A run of records
==========
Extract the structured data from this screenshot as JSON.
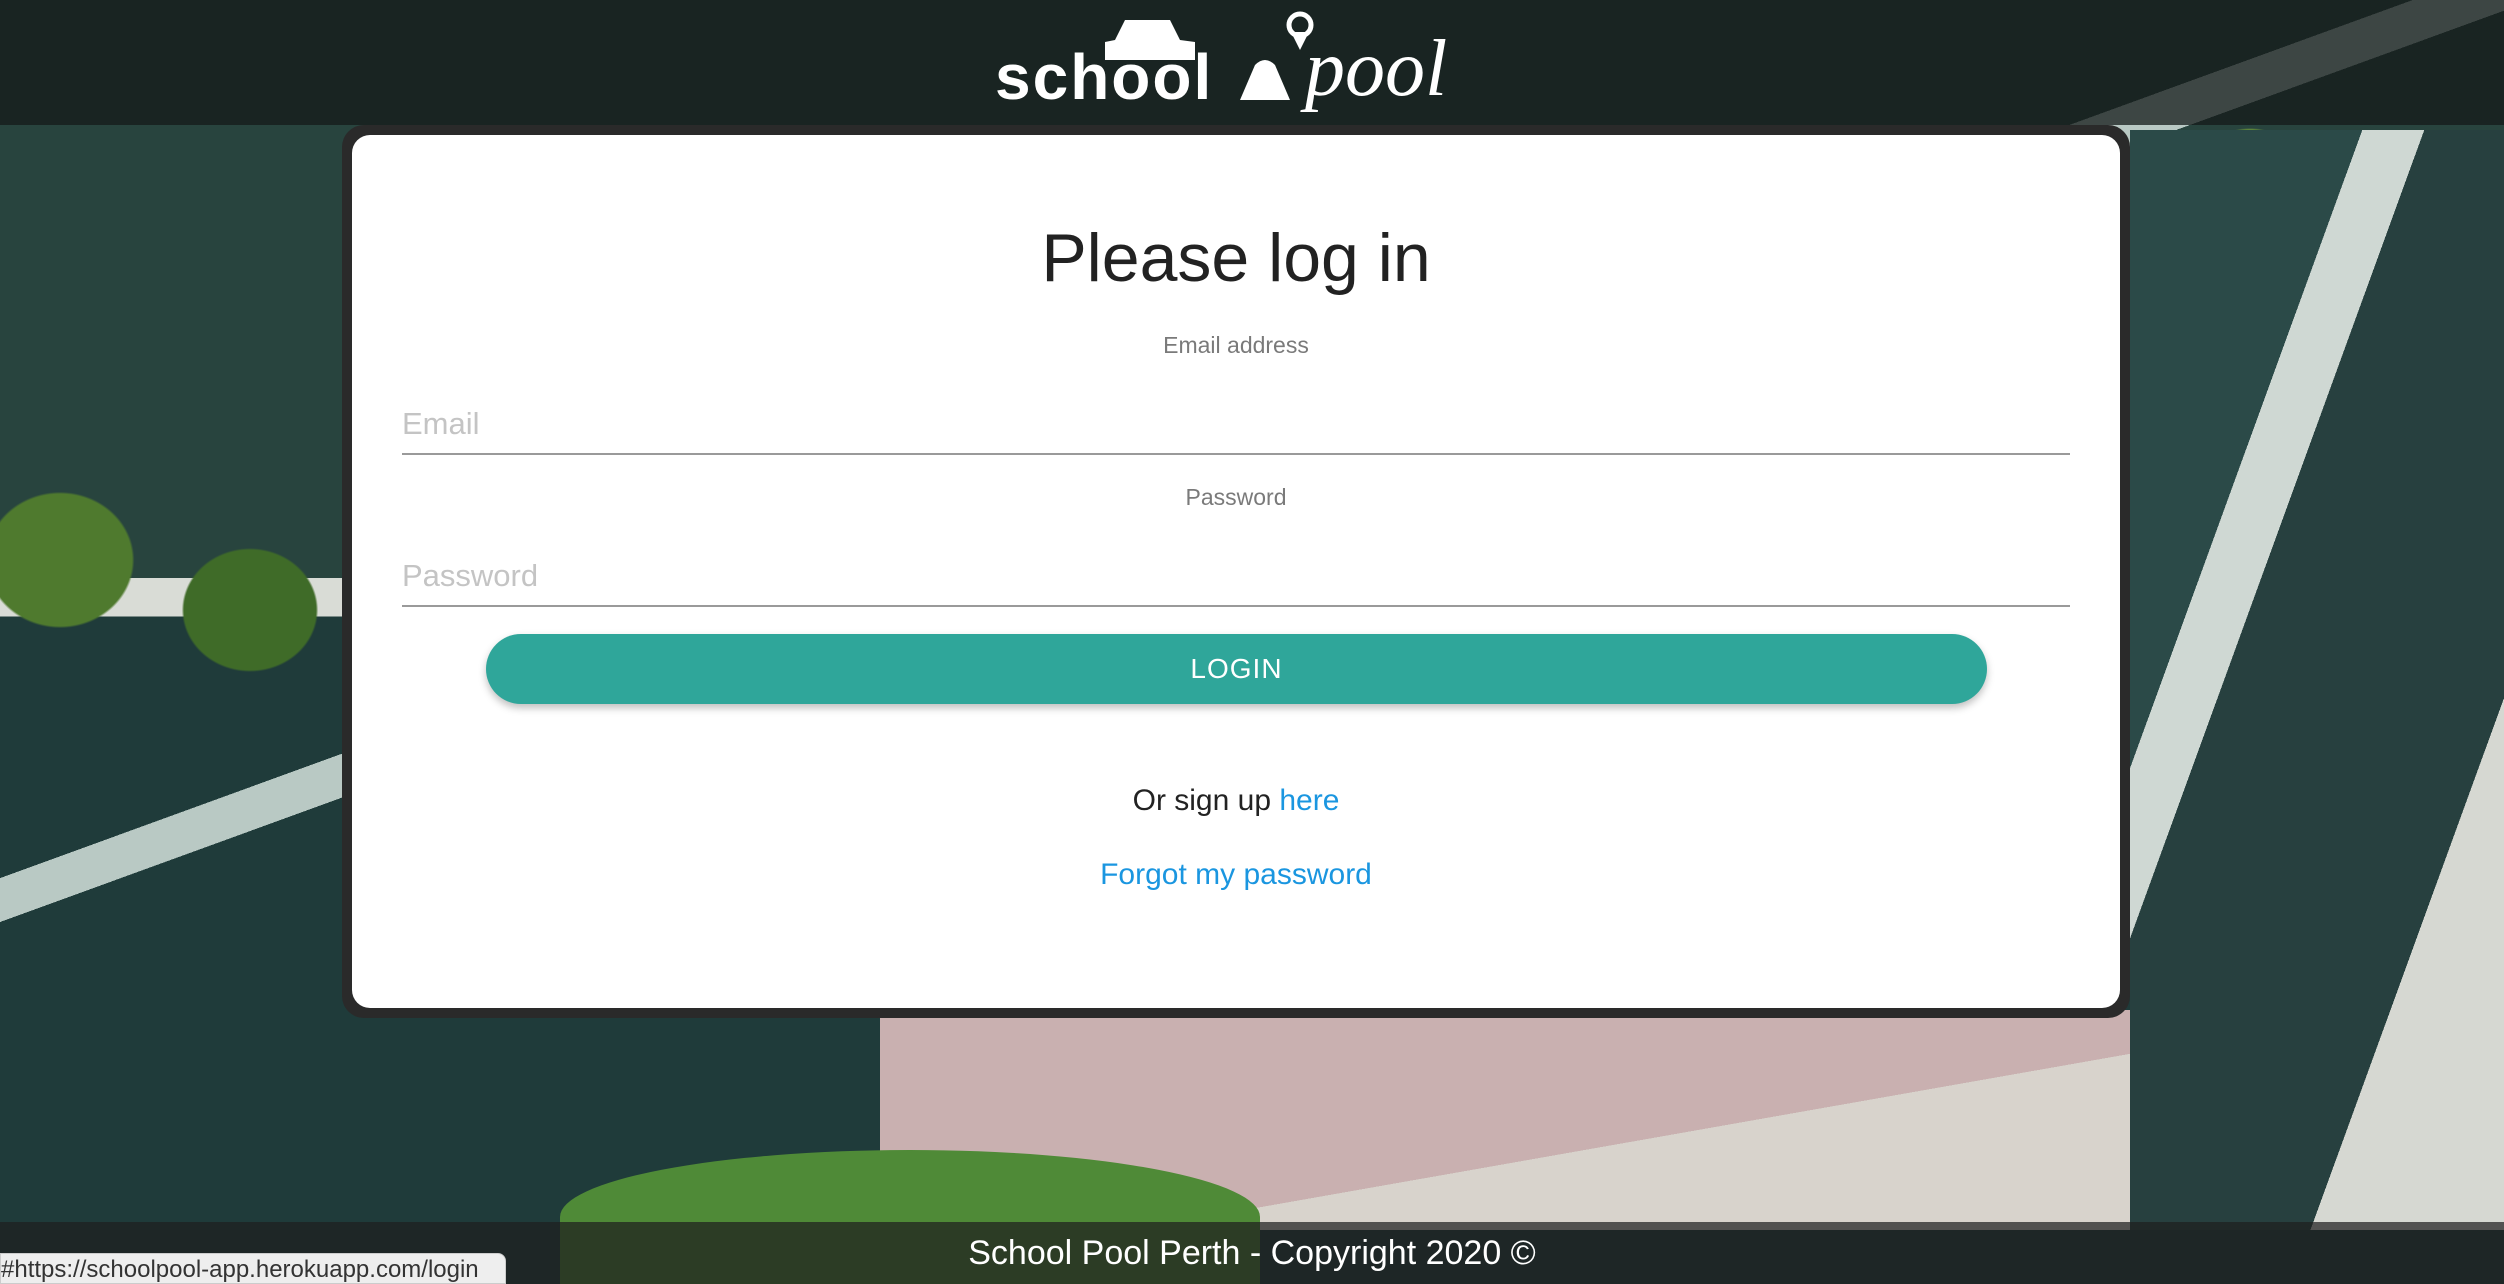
{
  "header": {
    "logo_left": "school",
    "logo_right": "pool"
  },
  "login": {
    "title": "Please log in",
    "email_label": "Email address",
    "email_placeholder": "Email",
    "email_value": "",
    "password_label": "Password",
    "password_placeholder": "Password",
    "password_value": "",
    "login_button": "LOGIN",
    "signup_prefix": "Or sign up ",
    "signup_link": "here",
    "forgot_link": "Forgot my password"
  },
  "footer": {
    "text": "School Pool Perth - Copyright 2020 ©"
  },
  "status_bar": {
    "url": "https://schoolpool-app.herokuapp.com/login#"
  },
  "colors": {
    "accent": "#2fa69a",
    "link": "#1a96e0"
  }
}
==========
Task requirements:
Reproduce every line of the material precisely, omitting its pictures.

Task solution:
Extract the structured data from this screenshot as JSON.
{
  "header": {
    "logo_left": "school",
    "logo_right": "pool"
  },
  "login": {
    "title": "Please log in",
    "email_label": "Email address",
    "email_placeholder": "Email",
    "email_value": "",
    "password_label": "Password",
    "password_placeholder": "Password",
    "password_value": "",
    "login_button": "LOGIN",
    "signup_prefix": "Or sign up ",
    "signup_link": "here",
    "forgot_link": "Forgot my password"
  },
  "footer": {
    "text": "School Pool Perth - Copyright 2020 ©"
  },
  "status_bar": {
    "url": "https://schoolpool-app.herokuapp.com/login#"
  },
  "colors": {
    "accent": "#2fa69a",
    "link": "#1a96e0"
  }
}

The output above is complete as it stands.